=== Given records ===
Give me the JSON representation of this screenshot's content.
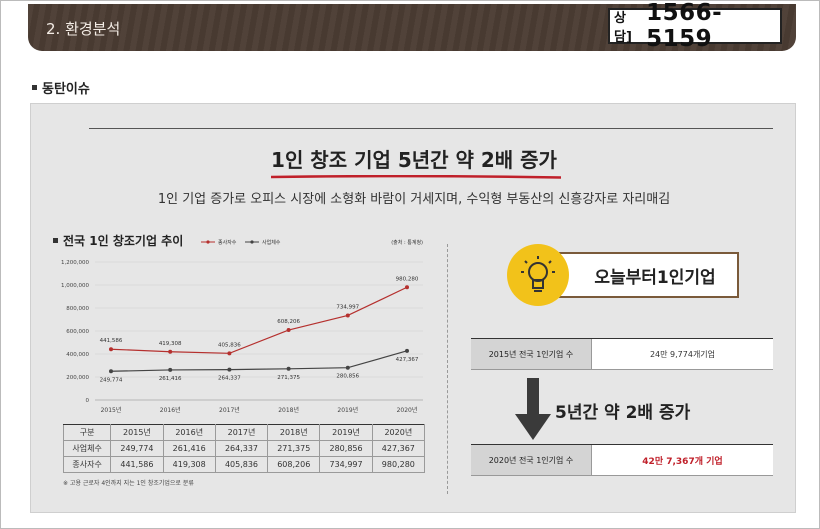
{
  "header": {
    "section_title": "2. 환경분석",
    "phone_prefix": "상담]",
    "phone_number": "1566-5159"
  },
  "sub_heading": "동탄이슈",
  "panel": {
    "title": "1인 창조 기업 5년간 약 2배 증가",
    "subtitle": "1인 기업 증가로 오피스 시장에 소형화 바람이 거세지며, 수익형 부동산의 신흥강자로 자리매김",
    "chart_title": "전국 1인 창조기업 추이",
    "source": "(출처 : 통계청)",
    "table": {
      "headers": [
        "구분",
        "2015년",
        "2016년",
        "2017년",
        "2018년",
        "2019년",
        "2020년"
      ],
      "rows": [
        [
          "사업체수",
          "249,774",
          "261,416",
          "264,337",
          "271,375",
          "280,856",
          "427,367"
        ],
        [
          "종사자수",
          "441,586",
          "419,308",
          "405,836",
          "608,206",
          "734,997",
          "980,280"
        ]
      ]
    },
    "footnote": "※ 고용 근로자 4인까지 지는 1인 창조기업으로 분류",
    "callout": "오늘부터1인기업",
    "info_2015_label": "2015년 전국 1인기업 수",
    "info_2015_value": "24만 9,774개기업",
    "growth_label": "5년간 약 2배 증가",
    "info_2020_label": "2020년 전국 1인기업 수",
    "info_2020_value": "42만 7,367개 기업"
  },
  "colors": {
    "header_bg": "#4b3c33",
    "accent_red": "#c0202a",
    "bulb_yellow": "#f2c21a",
    "series_employees": "#b5302e",
    "series_businesses": "#444444"
  },
  "chart_data": {
    "type": "line",
    "title": "전국 1인 창조기업 추이",
    "x": [
      "2015년",
      "2016년",
      "2017년",
      "2018년",
      "2019년",
      "2020년"
    ],
    "ylim": [
      0,
      1200000
    ],
    "yticks": [
      "0",
      "200,000",
      "400,000",
      "600,000",
      "800,000",
      "1,000,000",
      "1,200,000"
    ],
    "ytick_values": [
      0,
      200000,
      400000,
      600000,
      800000,
      1000000,
      1200000
    ],
    "legend_position": "top",
    "series": [
      {
        "name": "종사자수",
        "values": [
          441586,
          419308,
          405836,
          608206,
          734997,
          980280
        ],
        "labels": [
          "441,586",
          "419,308",
          "405,836",
          "608,206",
          "734,997",
          "980,280"
        ]
      },
      {
        "name": "사업체수",
        "values": [
          249774,
          261416,
          264337,
          271375,
          280856,
          427367
        ],
        "labels": [
          "249,774",
          "261,416",
          "264,337",
          "271,375",
          "280,856",
          "427,367"
        ]
      }
    ]
  }
}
===
Goal of the exercise:
Transcribe all the data word for word; the images stay out.

Task output:
Give me the JSON representation of this screenshot's content.
{
  "header": {
    "section_title": "2. 환경분석",
    "phone_prefix": "상담]",
    "phone_number": "1566-5159"
  },
  "sub_heading": "동탄이슈",
  "panel": {
    "title": "1인 창조 기업 5년간 약 2배 증가",
    "subtitle": "1인 기업 증가로 오피스 시장에 소형화 바람이 거세지며, 수익형 부동산의 신흥강자로 자리매김",
    "chart_title": "전국 1인 창조기업 추이",
    "source": "(출처 : 통계청)",
    "table": {
      "headers": [
        "구분",
        "2015년",
        "2016년",
        "2017년",
        "2018년",
        "2019년",
        "2020년"
      ],
      "rows": [
        [
          "사업체수",
          "249,774",
          "261,416",
          "264,337",
          "271,375",
          "280,856",
          "427,367"
        ],
        [
          "종사자수",
          "441,586",
          "419,308",
          "405,836",
          "608,206",
          "734,997",
          "980,280"
        ]
      ]
    },
    "footnote": "※ 고용 근로자 4인까지 지는 1인 창조기업으로 분류",
    "callout": "오늘부터1인기업",
    "info_2015_label": "2015년 전국 1인기업 수",
    "info_2015_value": "24만 9,774개기업",
    "growth_label": "5년간 약 2배 증가",
    "info_2020_label": "2020년 전국 1인기업 수",
    "info_2020_value": "42만 7,367개 기업"
  },
  "colors": {
    "header_bg": "#4b3c33",
    "accent_red": "#c0202a",
    "bulb_yellow": "#f2c21a",
    "series_employees": "#b5302e",
    "series_businesses": "#444444"
  },
  "chart_data": {
    "type": "line",
    "title": "전국 1인 창조기업 추이",
    "x": [
      "2015년",
      "2016년",
      "2017년",
      "2018년",
      "2019년",
      "2020년"
    ],
    "ylim": [
      0,
      1200000
    ],
    "yticks": [
      "0",
      "200,000",
      "400,000",
      "600,000",
      "800,000",
      "1,000,000",
      "1,200,000"
    ],
    "ytick_values": [
      0,
      200000,
      400000,
      600000,
      800000,
      1000000,
      1200000
    ],
    "legend_position": "top",
    "series": [
      {
        "name": "종사자수",
        "values": [
          441586,
          419308,
          405836,
          608206,
          734997,
          980280
        ],
        "labels": [
          "441,586",
          "419,308",
          "405,836",
          "608,206",
          "734,997",
          "980,280"
        ]
      },
      {
        "name": "사업체수",
        "values": [
          249774,
          261416,
          264337,
          271375,
          280856,
          427367
        ],
        "labels": [
          "249,774",
          "261,416",
          "264,337",
          "271,375",
          "280,856",
          "427,367"
        ]
      }
    ]
  }
}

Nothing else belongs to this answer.